[start of RECORDS FOR THE TASK]

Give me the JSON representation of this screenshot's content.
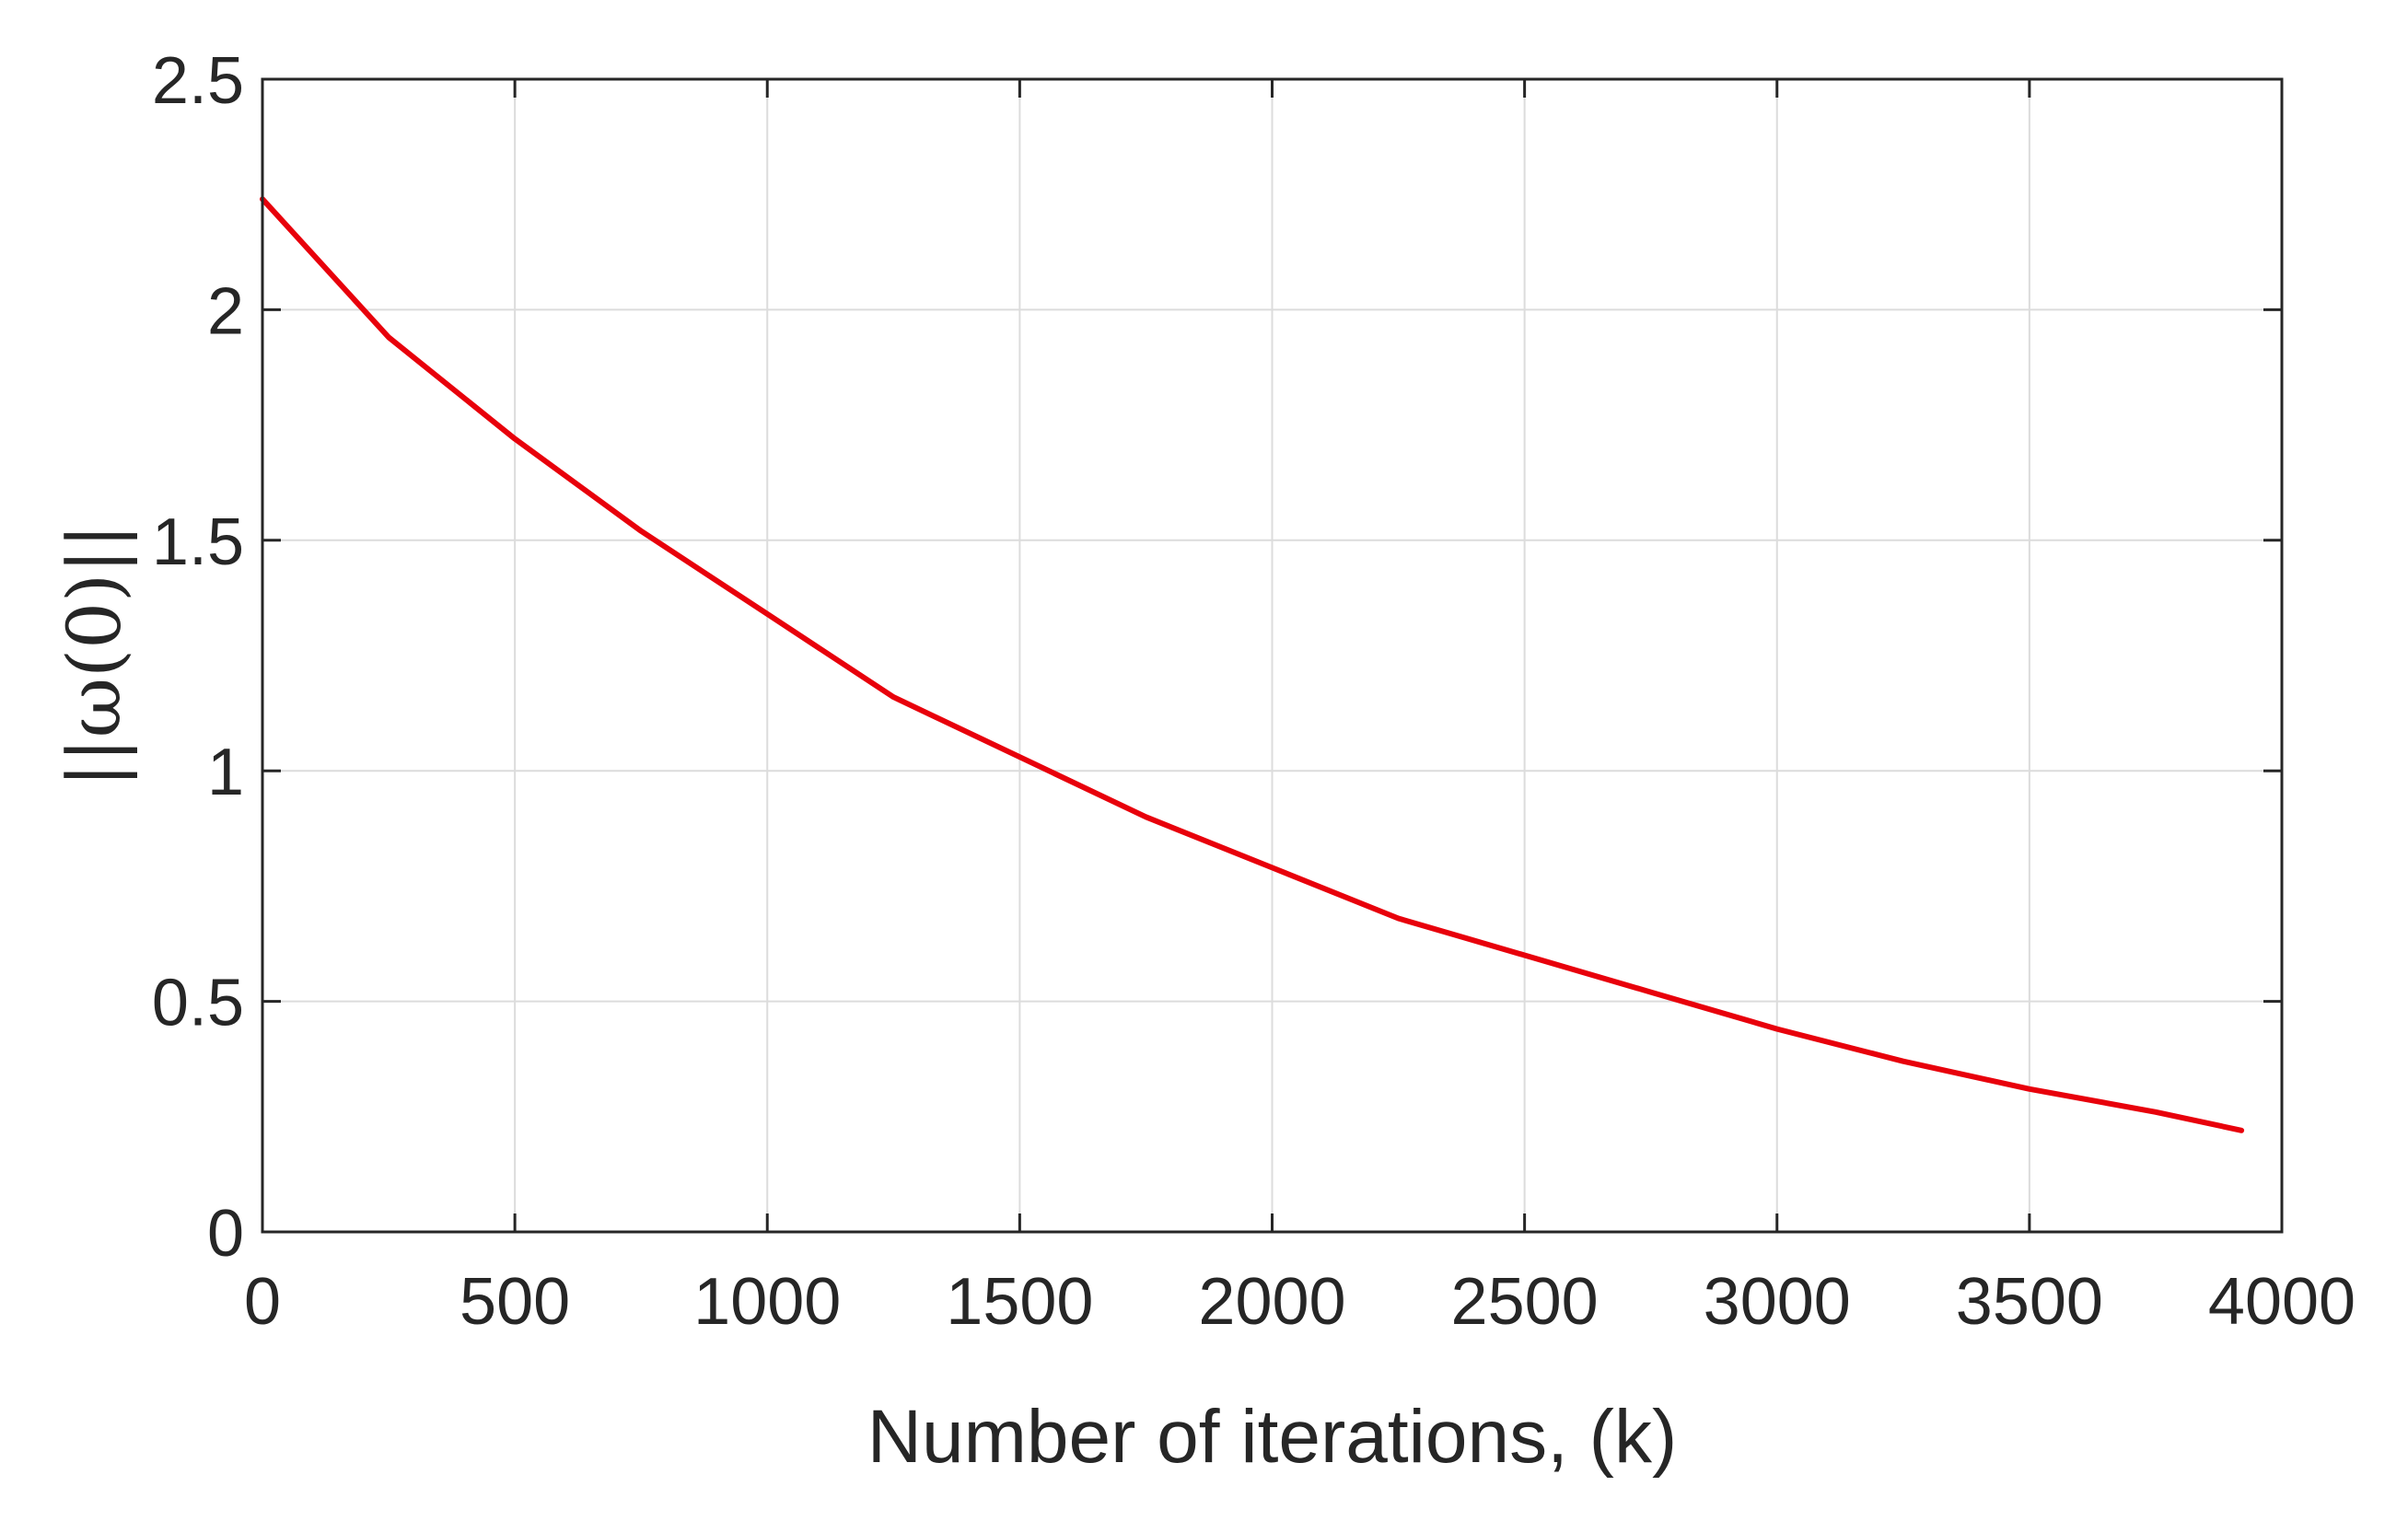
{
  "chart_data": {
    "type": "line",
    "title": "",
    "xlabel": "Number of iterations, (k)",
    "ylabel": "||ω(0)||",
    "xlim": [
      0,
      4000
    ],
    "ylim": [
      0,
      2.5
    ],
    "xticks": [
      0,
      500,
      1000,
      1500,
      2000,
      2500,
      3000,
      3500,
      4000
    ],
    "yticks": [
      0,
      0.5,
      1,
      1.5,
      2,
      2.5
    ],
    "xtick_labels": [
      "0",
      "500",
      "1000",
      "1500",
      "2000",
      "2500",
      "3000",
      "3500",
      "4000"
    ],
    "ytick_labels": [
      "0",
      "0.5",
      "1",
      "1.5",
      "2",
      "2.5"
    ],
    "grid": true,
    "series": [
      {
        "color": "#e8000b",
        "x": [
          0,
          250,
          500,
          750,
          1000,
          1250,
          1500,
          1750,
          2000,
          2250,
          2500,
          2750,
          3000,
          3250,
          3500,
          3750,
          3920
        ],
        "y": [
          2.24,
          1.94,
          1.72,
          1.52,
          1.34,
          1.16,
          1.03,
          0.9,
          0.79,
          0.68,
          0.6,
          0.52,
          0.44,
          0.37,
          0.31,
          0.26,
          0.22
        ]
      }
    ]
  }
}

[end of RECORDS FOR THE TASK]

• PROBLEM:
Print the records above exactly as they stand, but leave out the pictures.

• FINAL RESULT:
Give me the JSON representation of this screenshot's content.
{
  "chart_data": {
    "type": "line",
    "title": "",
    "xlabel": "Number of iterations, (k)",
    "ylabel": "||ω(0)||",
    "xlim": [
      0,
      4000
    ],
    "ylim": [
      0,
      2.5
    ],
    "xticks": [
      0,
      500,
      1000,
      1500,
      2000,
      2500,
      3000,
      3500,
      4000
    ],
    "yticks": [
      0,
      0.5,
      1,
      1.5,
      2,
      2.5
    ],
    "xtick_labels": [
      "0",
      "500",
      "1000",
      "1500",
      "2000",
      "2500",
      "3000",
      "3500",
      "4000"
    ],
    "ytick_labels": [
      "0",
      "0.5",
      "1",
      "1.5",
      "2",
      "2.5"
    ],
    "grid": true,
    "series": [
      {
        "color": "#e8000b",
        "x": [
          0,
          250,
          500,
          750,
          1000,
          1250,
          1500,
          1750,
          2000,
          2250,
          2500,
          2750,
          3000,
          3250,
          3500,
          3750,
          3920
        ],
        "y": [
          2.24,
          1.94,
          1.72,
          1.52,
          1.34,
          1.16,
          1.03,
          0.9,
          0.79,
          0.68,
          0.6,
          0.52,
          0.44,
          0.37,
          0.31,
          0.26,
          0.22
        ]
      }
    ]
  }
}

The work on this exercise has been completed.